> Work instructions: Entries follow. Set all of them down as they stand.

> Records from a data collection:
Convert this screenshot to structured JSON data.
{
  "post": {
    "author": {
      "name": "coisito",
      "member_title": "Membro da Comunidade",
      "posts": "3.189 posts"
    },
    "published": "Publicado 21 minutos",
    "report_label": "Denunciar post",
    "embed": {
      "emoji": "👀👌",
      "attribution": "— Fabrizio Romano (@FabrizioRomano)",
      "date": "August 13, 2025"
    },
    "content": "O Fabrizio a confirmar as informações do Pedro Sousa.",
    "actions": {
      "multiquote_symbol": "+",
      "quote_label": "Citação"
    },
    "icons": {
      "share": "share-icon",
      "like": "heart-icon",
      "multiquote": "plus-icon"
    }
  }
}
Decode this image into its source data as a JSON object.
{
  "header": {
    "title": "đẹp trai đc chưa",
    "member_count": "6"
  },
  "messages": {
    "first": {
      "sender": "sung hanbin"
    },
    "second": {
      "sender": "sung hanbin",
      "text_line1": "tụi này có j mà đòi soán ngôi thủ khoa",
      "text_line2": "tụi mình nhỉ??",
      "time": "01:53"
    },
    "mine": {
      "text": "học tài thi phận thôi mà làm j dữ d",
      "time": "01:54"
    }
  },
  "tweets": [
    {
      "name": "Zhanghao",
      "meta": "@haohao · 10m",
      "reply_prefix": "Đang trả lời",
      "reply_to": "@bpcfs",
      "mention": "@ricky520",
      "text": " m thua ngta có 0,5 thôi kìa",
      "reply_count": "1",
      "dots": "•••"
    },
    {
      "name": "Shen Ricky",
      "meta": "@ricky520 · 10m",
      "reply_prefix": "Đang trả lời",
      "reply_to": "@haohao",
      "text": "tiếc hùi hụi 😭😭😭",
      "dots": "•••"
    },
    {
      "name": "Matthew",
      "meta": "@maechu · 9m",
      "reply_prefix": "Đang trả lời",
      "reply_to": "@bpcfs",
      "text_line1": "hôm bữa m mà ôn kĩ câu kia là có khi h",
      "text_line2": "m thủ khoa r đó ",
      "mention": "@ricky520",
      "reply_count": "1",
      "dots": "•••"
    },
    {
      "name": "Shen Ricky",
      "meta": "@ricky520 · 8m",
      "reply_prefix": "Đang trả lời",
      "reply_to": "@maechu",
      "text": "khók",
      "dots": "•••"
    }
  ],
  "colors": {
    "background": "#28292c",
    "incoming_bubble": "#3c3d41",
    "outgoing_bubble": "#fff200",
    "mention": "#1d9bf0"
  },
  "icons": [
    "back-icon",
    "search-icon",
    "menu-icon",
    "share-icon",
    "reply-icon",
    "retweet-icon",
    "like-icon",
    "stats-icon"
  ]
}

> Full output:
Convert this screenshot to structured JSON data.
{
  "post": {
    "author": {
      "name": "coisito",
      "member_title": "Membro da Comunidade",
      "posts": "3.189 posts"
    },
    "published": "Publicado 21 minutos",
    "report_label": "Denunciar post",
    "embed": {
      "emoji": "👀👌",
      "attribution": "— Fabrizio Romano (@FabrizioRomano)",
      "date": "August 13, 2025"
    },
    "content": "O Fabrizio a confirmar as informações do Pedro Sousa.",
    "actions": {
      "multiquote_symbol": "+",
      "quote_label": "Citação"
    },
    "icons": {
      "share": "share-icon",
      "like": "heart-icon",
      "multiquote": "plus-icon"
    }
  }
}
Decode this image into its source data as a JSON object.
{
  "header": {
    "title": "đẹp trai đc chưa",
    "member_count": "6"
  },
  "messages": {
    "first": {
      "sender": "sung hanbin"
    },
    "second": {
      "sender": "sung hanbin",
      "text_line1": "tụi này có j mà đòi soán ngôi thủ khoa",
      "text_line2": "tụi mình nhỉ??",
      "time": "01:53"
    },
    "mine": {
      "text": "học tài thi phận thôi mà làm j dữ d",
      "time": "01:54"
    }
  },
  "tweets": [
    {
      "name": "Zhanghao",
      "meta": "@haohao · 10m",
      "reply_prefix": "Đang trả lời",
      "reply_to": "@bpcfs",
      "mention": "@ricky520",
      "text": " m thua ngta có 0,5 thôi kìa",
      "reply_count": "1",
      "dots": "•••"
    },
    {
      "name": "Shen Ricky",
      "meta": "@ricky520 · 10m",
      "reply_prefix": "Đang trả lời",
      "reply_to": "@haohao",
      "text": "tiếc hùi hụi 😭😭😭",
      "dots": "•••"
    },
    {
      "name": "Matthew",
      "meta": "@maechu · 9m",
      "reply_prefix": "Đang trả lời",
      "reply_to": "@bpcfs",
      "text_line1": "hôm bữa m mà ôn kĩ câu kia là có khi h",
      "text_line2": "m thủ khoa r đó ",
      "mention": "@ricky520",
      "reply_count": "1",
      "dots": "•••"
    },
    {
      "name": "Shen Ricky",
      "meta": "@ricky520 · 8m",
      "reply_prefix": "Đang trả lời",
      "reply_to": "@maechu",
      "text": "khók",
      "dots": "•••"
    }
  ],
  "colors": {
    "background": "#28292c",
    "incoming_bubble": "#3c3d41",
    "outgoing_bubble": "#fff200",
    "mention": "#1d9bf0"
  },
  "icons": [
    "back-icon",
    "search-icon",
    "menu-icon",
    "share-icon",
    "reply-icon",
    "retweet-icon",
    "like-icon",
    "stats-icon"
  ]
}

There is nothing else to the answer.